Required work: Restate every line of the material, word for word.

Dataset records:
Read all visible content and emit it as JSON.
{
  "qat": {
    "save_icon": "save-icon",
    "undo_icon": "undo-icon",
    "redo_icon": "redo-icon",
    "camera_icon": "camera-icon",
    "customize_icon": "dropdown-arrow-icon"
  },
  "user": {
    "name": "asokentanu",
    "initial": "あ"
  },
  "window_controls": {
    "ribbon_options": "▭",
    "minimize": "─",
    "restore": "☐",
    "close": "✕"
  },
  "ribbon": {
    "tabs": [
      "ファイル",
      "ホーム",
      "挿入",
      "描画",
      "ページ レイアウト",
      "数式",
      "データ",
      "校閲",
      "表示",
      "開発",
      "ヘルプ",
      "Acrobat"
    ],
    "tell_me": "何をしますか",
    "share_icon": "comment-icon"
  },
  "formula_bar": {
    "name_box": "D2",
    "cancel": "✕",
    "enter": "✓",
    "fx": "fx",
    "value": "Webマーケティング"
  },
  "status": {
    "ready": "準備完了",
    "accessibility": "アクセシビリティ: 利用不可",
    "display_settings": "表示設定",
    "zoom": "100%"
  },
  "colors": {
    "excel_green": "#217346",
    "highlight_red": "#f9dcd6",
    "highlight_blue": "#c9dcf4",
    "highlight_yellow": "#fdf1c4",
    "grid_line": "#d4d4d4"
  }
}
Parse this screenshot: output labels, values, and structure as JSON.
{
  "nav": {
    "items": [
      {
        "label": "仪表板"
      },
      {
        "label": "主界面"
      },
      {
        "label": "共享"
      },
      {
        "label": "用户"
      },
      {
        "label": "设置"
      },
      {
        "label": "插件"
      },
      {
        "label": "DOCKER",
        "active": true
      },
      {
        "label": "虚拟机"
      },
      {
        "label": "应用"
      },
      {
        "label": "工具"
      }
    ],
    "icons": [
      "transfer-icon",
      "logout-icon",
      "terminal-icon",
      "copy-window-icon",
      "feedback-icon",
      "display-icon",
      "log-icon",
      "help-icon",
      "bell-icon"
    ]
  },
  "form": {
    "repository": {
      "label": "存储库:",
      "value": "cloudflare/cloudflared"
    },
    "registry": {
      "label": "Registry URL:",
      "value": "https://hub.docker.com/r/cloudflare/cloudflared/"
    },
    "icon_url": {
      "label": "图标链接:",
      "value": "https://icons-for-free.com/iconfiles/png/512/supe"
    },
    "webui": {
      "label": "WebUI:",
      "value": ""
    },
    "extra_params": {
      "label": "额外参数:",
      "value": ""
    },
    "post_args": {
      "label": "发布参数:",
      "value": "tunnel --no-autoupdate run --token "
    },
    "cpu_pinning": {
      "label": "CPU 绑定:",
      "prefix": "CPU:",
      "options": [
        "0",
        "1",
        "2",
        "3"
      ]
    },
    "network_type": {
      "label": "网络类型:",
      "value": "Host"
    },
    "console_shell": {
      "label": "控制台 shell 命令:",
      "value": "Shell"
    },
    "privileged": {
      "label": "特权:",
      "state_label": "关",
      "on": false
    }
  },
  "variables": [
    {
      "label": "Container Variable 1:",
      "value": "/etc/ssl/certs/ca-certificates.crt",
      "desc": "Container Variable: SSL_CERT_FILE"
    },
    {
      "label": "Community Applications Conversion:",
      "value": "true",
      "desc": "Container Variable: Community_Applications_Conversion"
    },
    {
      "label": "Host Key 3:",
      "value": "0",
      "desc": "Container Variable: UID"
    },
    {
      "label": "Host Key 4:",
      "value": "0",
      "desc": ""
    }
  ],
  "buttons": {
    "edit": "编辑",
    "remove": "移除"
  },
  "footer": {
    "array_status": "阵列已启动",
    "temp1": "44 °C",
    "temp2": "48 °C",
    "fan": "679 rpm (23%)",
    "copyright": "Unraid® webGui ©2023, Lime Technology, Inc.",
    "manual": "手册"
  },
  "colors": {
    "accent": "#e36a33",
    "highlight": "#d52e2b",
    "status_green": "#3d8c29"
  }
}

Reply:
Read all visible content and emit it as JSON.
{
  "qat": {
    "save_icon": "save-icon",
    "undo_icon": "undo-icon",
    "redo_icon": "redo-icon",
    "camera_icon": "camera-icon",
    "customize_icon": "dropdown-arrow-icon"
  },
  "user": {
    "name": "asokentanu",
    "initial": "あ"
  },
  "window_controls": {
    "ribbon_options": "▭",
    "minimize": "─",
    "restore": "☐",
    "close": "✕"
  },
  "ribbon": {
    "tabs": [
      "ファイル",
      "ホーム",
      "挿入",
      "描画",
      "ページ レイアウト",
      "数式",
      "データ",
      "校閲",
      "表示",
      "開発",
      "ヘルプ",
      "Acrobat"
    ],
    "tell_me": "何をしますか",
    "share_icon": "comment-icon"
  },
  "formula_bar": {
    "name_box": "D2",
    "cancel": "✕",
    "enter": "✓",
    "fx": "fx",
    "value": "Webマーケティング"
  },
  "status": {
    "ready": "準備完了",
    "accessibility": "アクセシビリティ: 利用不可",
    "display_settings": "表示設定",
    "zoom": "100%"
  },
  "colors": {
    "excel_green": "#217346",
    "highlight_red": "#f9dcd6",
    "highlight_blue": "#c9dcf4",
    "highlight_yellow": "#fdf1c4",
    "grid_line": "#d4d4d4"
  }
}
Parse this screenshot: output labels, values, and structure as JSON.
{
  "nav": {
    "items": [
      {
        "label": "仪表板"
      },
      {
        "label": "主界面"
      },
      {
        "label": "共享"
      },
      {
        "label": "用户"
      },
      {
        "label": "设置"
      },
      {
        "label": "插件"
      },
      {
        "label": "DOCKER",
        "active": true
      },
      {
        "label": "虚拟机"
      },
      {
        "label": "应用"
      },
      {
        "label": "工具"
      }
    ],
    "icons": [
      "transfer-icon",
      "logout-icon",
      "terminal-icon",
      "copy-window-icon",
      "feedback-icon",
      "display-icon",
      "log-icon",
      "help-icon",
      "bell-icon"
    ]
  },
  "form": {
    "repository": {
      "label": "存储库:",
      "value": "cloudflare/cloudflared"
    },
    "registry": {
      "label": "Registry URL:",
      "value": "https://hub.docker.com/r/cloudflare/cloudflared/"
    },
    "icon_url": {
      "label": "图标链接:",
      "value": "https://icons-for-free.com/iconfiles/png/512/supe"
    },
    "webui": {
      "label": "WebUI:",
      "value": ""
    },
    "extra_params": {
      "label": "额外参数:",
      "value": ""
    },
    "post_args": {
      "label": "发布参数:",
      "value": "tunnel --no-autoupdate run --token "
    },
    "cpu_pinning": {
      "label": "CPU 绑定:",
      "prefix": "CPU:",
      "options": [
        "0",
        "1",
        "2",
        "3"
      ]
    },
    "network_type": {
      "label": "网络类型:",
      "value": "Host"
    },
    "console_shell": {
      "label": "控制台 shell 命令:",
      "value": "Shell"
    },
    "privileged": {
      "label": "特权:",
      "state_label": "关",
      "on": false
    }
  },
  "variables": [
    {
      "label": "Container Variable 1:",
      "value": "/etc/ssl/certs/ca-certificates.crt",
      "desc": "Container Variable: SSL_CERT_FILE"
    },
    {
      "label": "Community Applications Conversion:",
      "value": "true",
      "desc": "Container Variable: Community_Applications_Conversion"
    },
    {
      "label": "Host Key 3:",
      "value": "0",
      "desc": "Container Variable: UID"
    },
    {
      "label": "Host Key 4:",
      "value": "0",
      "desc": ""
    }
  ],
  "buttons": {
    "edit": "编辑",
    "remove": "移除"
  },
  "footer": {
    "array_status": "阵列已启动",
    "temp1": "44 °C",
    "temp2": "48 °C",
    "fan": "679 rpm (23%)",
    "copyright": "Unraid® webGui ©2023, Lime Technology, Inc.",
    "manual": "手册"
  },
  "colors": {
    "accent": "#e36a33",
    "highlight": "#d52e2b",
    "status_green": "#3d8c29"
  }
}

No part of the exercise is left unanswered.